Copy the items below with "data-point-series-1" changed to "marker-series-1" wherever it occurs. Keep everything else unchanged.

>> BEGIN RECORDED INFORMATION

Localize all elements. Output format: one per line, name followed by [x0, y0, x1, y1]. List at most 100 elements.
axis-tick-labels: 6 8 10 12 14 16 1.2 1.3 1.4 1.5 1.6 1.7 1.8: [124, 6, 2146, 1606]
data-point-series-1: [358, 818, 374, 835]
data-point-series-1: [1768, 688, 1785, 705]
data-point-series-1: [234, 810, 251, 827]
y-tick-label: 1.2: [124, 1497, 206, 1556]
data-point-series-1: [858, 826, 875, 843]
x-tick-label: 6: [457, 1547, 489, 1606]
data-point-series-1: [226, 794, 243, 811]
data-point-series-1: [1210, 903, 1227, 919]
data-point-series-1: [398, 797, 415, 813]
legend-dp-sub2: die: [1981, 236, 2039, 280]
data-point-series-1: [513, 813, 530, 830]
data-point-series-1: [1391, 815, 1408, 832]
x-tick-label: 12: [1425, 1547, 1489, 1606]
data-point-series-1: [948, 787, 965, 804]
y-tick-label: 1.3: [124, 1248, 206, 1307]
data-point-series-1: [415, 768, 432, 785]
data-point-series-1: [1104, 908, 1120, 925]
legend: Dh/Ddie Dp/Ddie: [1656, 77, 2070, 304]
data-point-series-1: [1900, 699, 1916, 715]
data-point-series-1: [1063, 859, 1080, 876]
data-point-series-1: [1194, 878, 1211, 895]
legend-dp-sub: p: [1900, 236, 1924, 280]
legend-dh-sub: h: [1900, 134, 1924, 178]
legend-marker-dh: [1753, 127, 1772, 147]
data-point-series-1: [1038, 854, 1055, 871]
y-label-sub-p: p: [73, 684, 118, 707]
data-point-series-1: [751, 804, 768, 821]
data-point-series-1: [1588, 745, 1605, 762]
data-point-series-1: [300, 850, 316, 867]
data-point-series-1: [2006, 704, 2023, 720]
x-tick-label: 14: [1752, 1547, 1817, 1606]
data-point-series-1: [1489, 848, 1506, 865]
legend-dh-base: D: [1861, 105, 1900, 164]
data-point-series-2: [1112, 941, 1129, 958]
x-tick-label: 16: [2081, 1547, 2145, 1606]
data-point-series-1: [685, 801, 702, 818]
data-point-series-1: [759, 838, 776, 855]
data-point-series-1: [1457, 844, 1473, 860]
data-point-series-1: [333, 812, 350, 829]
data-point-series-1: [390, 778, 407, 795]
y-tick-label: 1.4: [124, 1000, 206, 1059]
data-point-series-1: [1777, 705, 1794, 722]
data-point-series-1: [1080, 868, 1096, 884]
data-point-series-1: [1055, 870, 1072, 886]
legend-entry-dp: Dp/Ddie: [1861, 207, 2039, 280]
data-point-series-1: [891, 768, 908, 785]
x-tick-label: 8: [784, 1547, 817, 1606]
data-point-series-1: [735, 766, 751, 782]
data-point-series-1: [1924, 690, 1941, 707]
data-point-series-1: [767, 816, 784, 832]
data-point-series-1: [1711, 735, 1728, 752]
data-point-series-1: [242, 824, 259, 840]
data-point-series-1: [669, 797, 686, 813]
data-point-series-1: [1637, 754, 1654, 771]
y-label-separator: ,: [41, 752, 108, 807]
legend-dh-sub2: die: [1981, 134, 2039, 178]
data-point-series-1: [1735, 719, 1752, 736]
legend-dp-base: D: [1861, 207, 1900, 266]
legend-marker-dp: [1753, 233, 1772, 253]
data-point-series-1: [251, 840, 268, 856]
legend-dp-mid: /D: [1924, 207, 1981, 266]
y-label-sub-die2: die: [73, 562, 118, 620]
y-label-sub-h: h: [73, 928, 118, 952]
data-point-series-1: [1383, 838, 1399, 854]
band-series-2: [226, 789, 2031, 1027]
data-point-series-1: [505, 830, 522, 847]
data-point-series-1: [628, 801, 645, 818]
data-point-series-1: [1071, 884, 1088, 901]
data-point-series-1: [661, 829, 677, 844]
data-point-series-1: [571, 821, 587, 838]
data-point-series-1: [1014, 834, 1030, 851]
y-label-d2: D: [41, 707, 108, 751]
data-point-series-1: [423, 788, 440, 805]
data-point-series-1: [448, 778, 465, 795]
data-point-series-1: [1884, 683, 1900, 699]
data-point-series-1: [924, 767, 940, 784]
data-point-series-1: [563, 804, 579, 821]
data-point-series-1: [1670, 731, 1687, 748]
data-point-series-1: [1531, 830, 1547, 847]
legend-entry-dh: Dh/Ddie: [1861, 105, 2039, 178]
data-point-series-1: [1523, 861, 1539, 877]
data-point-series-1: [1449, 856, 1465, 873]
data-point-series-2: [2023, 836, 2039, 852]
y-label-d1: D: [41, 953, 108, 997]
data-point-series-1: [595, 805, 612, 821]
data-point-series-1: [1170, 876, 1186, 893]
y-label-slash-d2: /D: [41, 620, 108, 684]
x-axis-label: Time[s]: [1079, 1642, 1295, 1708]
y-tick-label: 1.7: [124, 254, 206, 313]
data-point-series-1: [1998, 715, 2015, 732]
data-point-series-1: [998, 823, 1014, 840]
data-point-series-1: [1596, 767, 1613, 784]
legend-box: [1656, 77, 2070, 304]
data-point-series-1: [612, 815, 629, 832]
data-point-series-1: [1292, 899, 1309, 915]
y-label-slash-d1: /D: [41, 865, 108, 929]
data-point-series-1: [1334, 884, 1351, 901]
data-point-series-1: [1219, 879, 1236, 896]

>> END RECORDED INFORMATION

COMPLETED TASK
Localize all elements. Output format: one per line, name followed by [x0, y0, x1, y1]. List at most 100 elements.
axis-tick-labels: 6 8 10 12 14 16 1.2 1.3 1.4 1.5 1.6 1.7 1.8: [124, 6, 2146, 1606]
marker-series-1: [358, 818, 374, 835]
marker-series-1: [1768, 688, 1785, 705]
marker-series-1: [234, 810, 251, 827]
y-tick-label: 1.2: [124, 1497, 206, 1556]
marker-series-1: [858, 826, 875, 843]
x-tick-label: 6: [457, 1547, 489, 1606]
marker-series-1: [226, 794, 243, 811]
marker-series-1: [1210, 903, 1227, 919]
marker-series-1: [398, 797, 415, 813]
legend-dp-sub2: die: [1981, 236, 2039, 280]
marker-series-1: [513, 813, 530, 830]
marker-series-1: [1391, 815, 1408, 832]
x-tick-label: 12: [1425, 1547, 1489, 1606]
marker-series-1: [948, 787, 965, 804]
y-tick-label: 1.3: [124, 1248, 206, 1307]
marker-series-1: [415, 768, 432, 785]
marker-series-1: [1104, 908, 1120, 925]
legend: Dh/Ddie Dp/Ddie: [1656, 77, 2070, 304]
marker-series-1: [1900, 699, 1916, 715]
marker-series-1: [1063, 859, 1080, 876]
marker-series-1: [1194, 878, 1211, 895]
legend-dp-sub: p: [1900, 236, 1924, 280]
legend-dh-sub: h: [1900, 134, 1924, 178]
legend-marker-dh: [1753, 127, 1772, 147]
marker-series-1: [1038, 854, 1055, 871]
y-label-sub-p: p: [73, 684, 118, 707]
marker-series-1: [751, 804, 768, 821]
marker-series-1: [1588, 745, 1605, 762]
marker-series-1: [300, 850, 316, 867]
marker-series-1: [2006, 704, 2023, 720]
x-tick-label: 14: [1752, 1547, 1817, 1606]
marker-series-1: [1489, 848, 1506, 865]
legend-dh-base: D: [1861, 105, 1900, 164]
data-point-series-2: [1112, 941, 1129, 958]
x-tick-label: 16: [2081, 1547, 2145, 1606]
marker-series-1: [685, 801, 702, 818]
marker-series-1: [759, 838, 776, 855]
marker-series-1: [1457, 844, 1473, 860]
marker-series-1: [333, 812, 350, 829]
marker-series-1: [390, 778, 407, 795]
y-tick-label: 1.4: [124, 1000, 206, 1059]
marker-series-1: [1777, 705, 1794, 722]
marker-series-1: [1080, 868, 1096, 884]
marker-series-1: [1055, 870, 1072, 886]
legend-entry-dp: Dp/Ddie: [1861, 207, 2039, 280]
marker-series-1: [891, 768, 908, 785]
x-tick-label: 8: [784, 1547, 817, 1606]
marker-series-1: [735, 766, 751, 782]
marker-series-1: [1924, 690, 1941, 707]
marker-series-1: [767, 816, 784, 832]
marker-series-1: [1711, 735, 1728, 752]
marker-series-1: [242, 824, 259, 840]
marker-series-1: [669, 797, 686, 813]
marker-series-1: [1637, 754, 1654, 771]
y-label-separator: ,: [41, 752, 108, 807]
legend-dh-sub2: die: [1981, 134, 2039, 178]
marker-series-1: [1735, 719, 1752, 736]
legend-dp-base: D: [1861, 207, 1900, 266]
legend-marker-dp: [1753, 233, 1772, 253]
marker-series-1: [251, 840, 268, 856]
legend-dp-mid: /D: [1924, 207, 1981, 266]
y-label-sub-die2: die: [73, 562, 118, 620]
y-label-sub-h: h: [73, 928, 118, 952]
marker-series-1: [1383, 838, 1399, 854]
band-series-2: [226, 789, 2031, 1027]
marker-series-1: [505, 830, 522, 847]
marker-series-1: [628, 801, 645, 818]
marker-series-1: [1071, 884, 1088, 901]
marker-series-1: [661, 829, 677, 844]
marker-series-1: [571, 821, 587, 838]
marker-series-1: [1014, 834, 1030, 851]
y-label-d2: D: [41, 707, 108, 751]
marker-series-1: [423, 788, 440, 805]
marker-series-1: [448, 778, 465, 795]
marker-series-1: [1884, 683, 1900, 699]
marker-series-1: [924, 767, 940, 784]
marker-series-1: [563, 804, 579, 821]
marker-series-1: [1670, 731, 1687, 748]
marker-series-1: [1531, 830, 1547, 847]
legend-entry-dh: Dh/Ddie: [1861, 105, 2039, 178]
marker-series-1: [1523, 861, 1539, 877]
marker-series-1: [1449, 856, 1465, 873]
data-point-series-2: [2023, 836, 2039, 852]
y-label-d1: D: [41, 953, 108, 997]
marker-series-1: [595, 805, 612, 821]
marker-series-1: [1170, 876, 1186, 893]
y-label-slash-d2: /D: [41, 620, 108, 684]
x-axis-label: Time[s]: [1079, 1642, 1295, 1708]
y-tick-label: 1.7: [124, 254, 206, 313]
marker-series-1: [1998, 715, 2015, 732]
marker-series-1: [998, 823, 1014, 840]
marker-series-1: [1596, 767, 1613, 784]
legend-box: [1656, 77, 2070, 304]
marker-series-1: [612, 815, 629, 832]
marker-series-1: [1292, 899, 1309, 915]
y-label-slash-d1: /D: [41, 865, 108, 929]
marker-series-1: [1334, 884, 1351, 901]
marker-series-1: [1219, 879, 1236, 896]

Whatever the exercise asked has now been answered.